____ RECORDS TO PROCESS
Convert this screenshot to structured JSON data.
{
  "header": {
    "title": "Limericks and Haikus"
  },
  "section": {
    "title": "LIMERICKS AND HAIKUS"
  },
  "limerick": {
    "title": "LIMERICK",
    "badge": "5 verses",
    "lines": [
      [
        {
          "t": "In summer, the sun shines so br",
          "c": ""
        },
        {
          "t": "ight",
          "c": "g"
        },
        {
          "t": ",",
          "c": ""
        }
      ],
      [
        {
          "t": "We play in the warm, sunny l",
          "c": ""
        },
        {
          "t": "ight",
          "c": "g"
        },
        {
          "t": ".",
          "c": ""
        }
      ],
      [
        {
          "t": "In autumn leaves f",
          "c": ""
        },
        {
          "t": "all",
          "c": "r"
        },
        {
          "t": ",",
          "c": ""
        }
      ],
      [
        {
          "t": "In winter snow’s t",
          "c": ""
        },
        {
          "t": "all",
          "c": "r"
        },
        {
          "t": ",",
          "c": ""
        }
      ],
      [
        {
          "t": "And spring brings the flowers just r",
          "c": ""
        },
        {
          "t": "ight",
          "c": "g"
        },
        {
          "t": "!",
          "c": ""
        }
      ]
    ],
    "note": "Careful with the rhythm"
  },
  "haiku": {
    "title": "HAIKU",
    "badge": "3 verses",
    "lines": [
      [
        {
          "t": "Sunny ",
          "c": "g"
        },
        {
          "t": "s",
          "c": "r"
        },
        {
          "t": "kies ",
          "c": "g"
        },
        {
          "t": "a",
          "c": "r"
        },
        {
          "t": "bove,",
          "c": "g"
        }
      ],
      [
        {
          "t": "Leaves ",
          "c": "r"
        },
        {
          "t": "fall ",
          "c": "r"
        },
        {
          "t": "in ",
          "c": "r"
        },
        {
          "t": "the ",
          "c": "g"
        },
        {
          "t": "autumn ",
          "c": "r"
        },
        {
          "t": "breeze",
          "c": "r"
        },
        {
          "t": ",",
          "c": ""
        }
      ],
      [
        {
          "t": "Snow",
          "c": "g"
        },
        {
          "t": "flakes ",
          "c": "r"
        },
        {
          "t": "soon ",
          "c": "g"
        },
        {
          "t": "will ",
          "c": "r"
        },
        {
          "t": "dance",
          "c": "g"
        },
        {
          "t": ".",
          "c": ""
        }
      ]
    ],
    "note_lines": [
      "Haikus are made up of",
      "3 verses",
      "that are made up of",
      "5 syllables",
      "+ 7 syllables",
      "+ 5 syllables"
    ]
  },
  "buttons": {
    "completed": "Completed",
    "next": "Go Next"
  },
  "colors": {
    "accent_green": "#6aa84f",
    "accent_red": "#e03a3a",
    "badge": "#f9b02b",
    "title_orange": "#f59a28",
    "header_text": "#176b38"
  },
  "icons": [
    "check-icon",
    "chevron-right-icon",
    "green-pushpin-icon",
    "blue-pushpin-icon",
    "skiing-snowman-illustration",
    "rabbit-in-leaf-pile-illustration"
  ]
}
________
GIVEN INSTRUCTION
Make an exact copy of the records.

EXPECTED ANSWER
Convert this screenshot to structured JSON data.
{
  "header": {
    "title": "Limericks and Haikus"
  },
  "section": {
    "title": "LIMERICKS AND HAIKUS"
  },
  "limerick": {
    "title": "LIMERICK",
    "badge": "5 verses",
    "lines": [
      [
        {
          "t": "In summer, the sun shines so br",
          "c": ""
        },
        {
          "t": "ight",
          "c": "g"
        },
        {
          "t": ",",
          "c": ""
        }
      ],
      [
        {
          "t": "We play in the warm, sunny l",
          "c": ""
        },
        {
          "t": "ight",
          "c": "g"
        },
        {
          "t": ".",
          "c": ""
        }
      ],
      [
        {
          "t": "In autumn leaves f",
          "c": ""
        },
        {
          "t": "all",
          "c": "r"
        },
        {
          "t": ",",
          "c": ""
        }
      ],
      [
        {
          "t": "In winter snow’s t",
          "c": ""
        },
        {
          "t": "all",
          "c": "r"
        },
        {
          "t": ",",
          "c": ""
        }
      ],
      [
        {
          "t": "And spring brings the flowers just r",
          "c": ""
        },
        {
          "t": "ight",
          "c": "g"
        },
        {
          "t": "!",
          "c": ""
        }
      ]
    ],
    "note": "Careful with the rhythm"
  },
  "haiku": {
    "title": "HAIKU",
    "badge": "3 verses",
    "lines": [
      [
        {
          "t": "Sunny ",
          "c": "g"
        },
        {
          "t": "s",
          "c": "r"
        },
        {
          "t": "kies ",
          "c": "g"
        },
        {
          "t": "a",
          "c": "r"
        },
        {
          "t": "bove,",
          "c": "g"
        }
      ],
      [
        {
          "t": "Leaves ",
          "c": "r"
        },
        {
          "t": "fall ",
          "c": "r"
        },
        {
          "t": "in ",
          "c": "r"
        },
        {
          "t": "the ",
          "c": "g"
        },
        {
          "t": "autumn ",
          "c": "r"
        },
        {
          "t": "breeze",
          "c": "r"
        },
        {
          "t": ",",
          "c": ""
        }
      ],
      [
        {
          "t": "Snow",
          "c": "g"
        },
        {
          "t": "flakes ",
          "c": "r"
        },
        {
          "t": "soon ",
          "c": "g"
        },
        {
          "t": "will ",
          "c": "r"
        },
        {
          "t": "dance",
          "c": "g"
        },
        {
          "t": ".",
          "c": ""
        }
      ]
    ],
    "note_lines": [
      "Haikus are made up of",
      "3 verses",
      "that are made up of",
      "5 syllables",
      "+ 7 syllables",
      "+ 5 syllables"
    ]
  },
  "buttons": {
    "completed": "Completed",
    "next": "Go Next"
  },
  "colors": {
    "accent_green": "#6aa84f",
    "accent_red": "#e03a3a",
    "badge": "#f9b02b",
    "title_orange": "#f59a28",
    "header_text": "#176b38"
  },
  "icons": [
    "check-icon",
    "chevron-right-icon",
    "green-pushpin-icon",
    "blue-pushpin-icon",
    "skiing-snowman-illustration",
    "rabbit-in-leaf-pile-illustration"
  ]
}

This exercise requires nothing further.